■ GIVEN INFORMATION
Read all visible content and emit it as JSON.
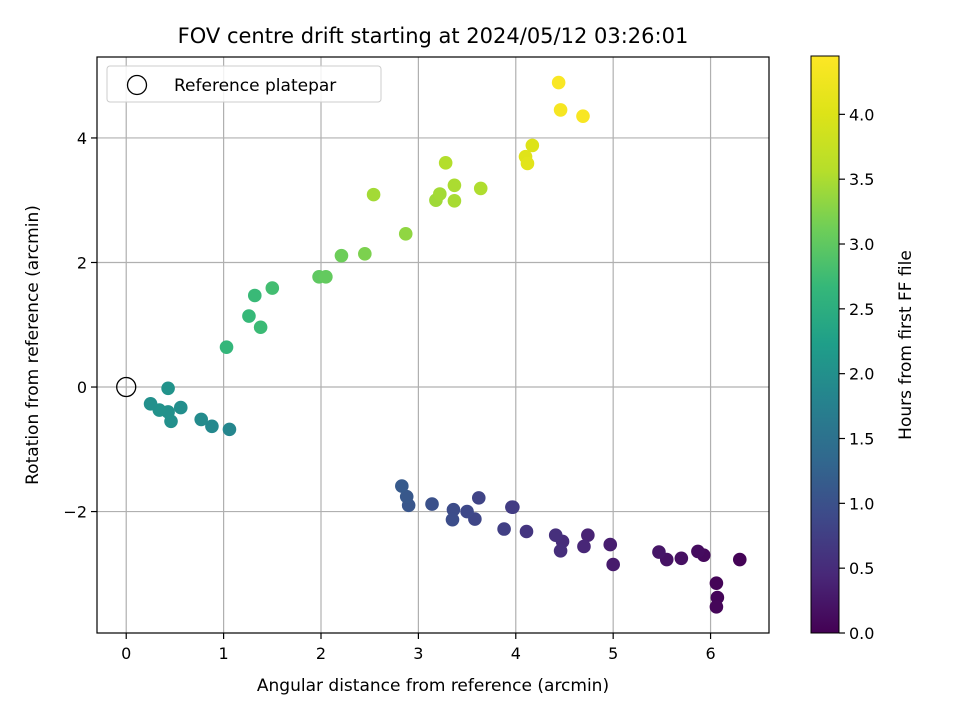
{
  "chart_data": {
    "type": "scatter",
    "title": "FOV centre drift starting at 2024/05/12 03:26:01",
    "xlabel": "Angular distance from reference (arcmin)",
    "ylabel": "Rotation from reference (arcmin)",
    "xlim": [
      -0.3,
      6.6
    ],
    "ylim": [
      -3.95,
      5.3
    ],
    "xticks": [
      0,
      1,
      2,
      3,
      4,
      5,
      6
    ],
    "yticks": [
      -2,
      0,
      2,
      4
    ],
    "xtick_labels": [
      "0",
      "1",
      "2",
      "3",
      "4",
      "5",
      "6"
    ],
    "ytick_labels": [
      "−2",
      "0",
      "2",
      "4"
    ],
    "grid": true,
    "legend": {
      "placement": "top-left",
      "entries": [
        "Reference platepar"
      ]
    },
    "reference_point": {
      "x": 0,
      "y": 0,
      "label": "Reference platepar"
    },
    "colorbar": {
      "label": "Hours from first FF file",
      "range": [
        0.0,
        4.45
      ],
      "ticks": [
        0.0,
        0.5,
        1.0,
        1.5,
        2.0,
        2.5,
        3.0,
        3.5,
        4.0
      ],
      "tick_labels": [
        "0.0",
        "0.5",
        "1.0",
        "1.5",
        "2.0",
        "2.5",
        "3.0",
        "3.5",
        "4.0"
      ],
      "colormap": "viridis"
    },
    "points": [
      {
        "x": 6.3,
        "y": -2.77,
        "c": 0.02
      },
      {
        "x": 6.06,
        "y": -3.15,
        "c": 0.04
      },
      {
        "x": 6.07,
        "y": -3.38,
        "c": 0.05
      },
      {
        "x": 6.06,
        "y": -3.53,
        "c": 0.06
      },
      {
        "x": 5.93,
        "y": -2.7,
        "c": 0.1
      },
      {
        "x": 5.87,
        "y": -2.64,
        "c": 0.13
      },
      {
        "x": 5.7,
        "y": -2.75,
        "c": 0.17
      },
      {
        "x": 5.55,
        "y": -2.77,
        "c": 0.2
      },
      {
        "x": 5.47,
        "y": -2.65,
        "c": 0.24
      },
      {
        "x": 5.0,
        "y": -2.85,
        "c": 0.3
      },
      {
        "x": 4.97,
        "y": -2.53,
        "c": 0.33
      },
      {
        "x": 4.74,
        "y": -2.38,
        "c": 0.4
      },
      {
        "x": 4.7,
        "y": -2.56,
        "c": 0.43
      },
      {
        "x": 4.48,
        "y": -2.48,
        "c": 0.5
      },
      {
        "x": 4.46,
        "y": -2.63,
        "c": 0.52
      },
      {
        "x": 4.41,
        "y": -2.38,
        "c": 0.55
      },
      {
        "x": 4.11,
        "y": -2.32,
        "c": 0.62
      },
      {
        "x": 3.97,
        "y": -1.93,
        "c": 0.7
      },
      {
        "x": 3.96,
        "y": -1.93,
        "c": 0.72
      },
      {
        "x": 3.88,
        "y": -2.28,
        "c": 0.75
      },
      {
        "x": 3.62,
        "y": -1.78,
        "c": 0.82
      },
      {
        "x": 3.58,
        "y": -2.12,
        "c": 0.85
      },
      {
        "x": 3.5,
        "y": -2.0,
        "c": 0.88
      },
      {
        "x": 3.36,
        "y": -1.97,
        "c": 0.93
      },
      {
        "x": 3.35,
        "y": -2.13,
        "c": 0.95
      },
      {
        "x": 3.14,
        "y": -1.88,
        "c": 1.0
      },
      {
        "x": 2.9,
        "y": -1.9,
        "c": 1.07
      },
      {
        "x": 2.88,
        "y": -1.76,
        "c": 1.1
      },
      {
        "x": 2.83,
        "y": -1.59,
        "c": 1.13
      },
      {
        "x": 1.06,
        "y": -0.68,
        "c": 1.85
      },
      {
        "x": 0.88,
        "y": -0.63,
        "c": 1.88
      },
      {
        "x": 0.77,
        "y": -0.52,
        "c": 1.92
      },
      {
        "x": 0.56,
        "y": -0.33,
        "c": 1.97
      },
      {
        "x": 0.46,
        "y": -0.55,
        "c": 2.0
      },
      {
        "x": 0.43,
        "y": -0.4,
        "c": 2.02
      },
      {
        "x": 0.43,
        "y": -0.02,
        "c": 2.05
      },
      {
        "x": 0.34,
        "y": -0.37,
        "c": 2.03
      },
      {
        "x": 0.25,
        "y": -0.27,
        "c": 2.0
      },
      {
        "x": 1.03,
        "y": 0.64,
        "c": 2.65
      },
      {
        "x": 1.26,
        "y": 1.14,
        "c": 2.68
      },
      {
        "x": 1.32,
        "y": 1.47,
        "c": 2.7
      },
      {
        "x": 1.38,
        "y": 0.96,
        "c": 2.72
      },
      {
        "x": 1.5,
        "y": 1.59,
        "c": 2.78
      },
      {
        "x": 1.98,
        "y": 1.77,
        "c": 3.0
      },
      {
        "x": 2.05,
        "y": 1.77,
        "c": 3.03
      },
      {
        "x": 2.21,
        "y": 2.11,
        "c": 3.1
      },
      {
        "x": 2.45,
        "y": 2.14,
        "c": 3.2
      },
      {
        "x": 2.54,
        "y": 3.09,
        "c": 3.45
      },
      {
        "x": 2.87,
        "y": 2.46,
        "c": 3.33
      },
      {
        "x": 3.18,
        "y": 3.0,
        "c": 3.42
      },
      {
        "x": 3.22,
        "y": 3.1,
        "c": 3.45
      },
      {
        "x": 3.28,
        "y": 3.6,
        "c": 3.55
      },
      {
        "x": 3.37,
        "y": 3.24,
        "c": 3.5
      },
      {
        "x": 3.37,
        "y": 2.99,
        "c": 3.48
      },
      {
        "x": 3.64,
        "y": 3.19,
        "c": 3.52
      },
      {
        "x": 4.1,
        "y": 3.7,
        "c": 4.05
      },
      {
        "x": 4.12,
        "y": 3.59,
        "c": 4.08
      },
      {
        "x": 4.17,
        "y": 3.88,
        "c": 4.0
      },
      {
        "x": 4.44,
        "y": 4.89,
        "c": 4.4
      },
      {
        "x": 4.46,
        "y": 4.45,
        "c": 4.35
      },
      {
        "x": 4.69,
        "y": 4.35,
        "c": 4.38
      }
    ]
  }
}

■ GIVEN EXERCISE
Your answer should be only the number of lines that hold the word "platepar".

■ THE RESULT
2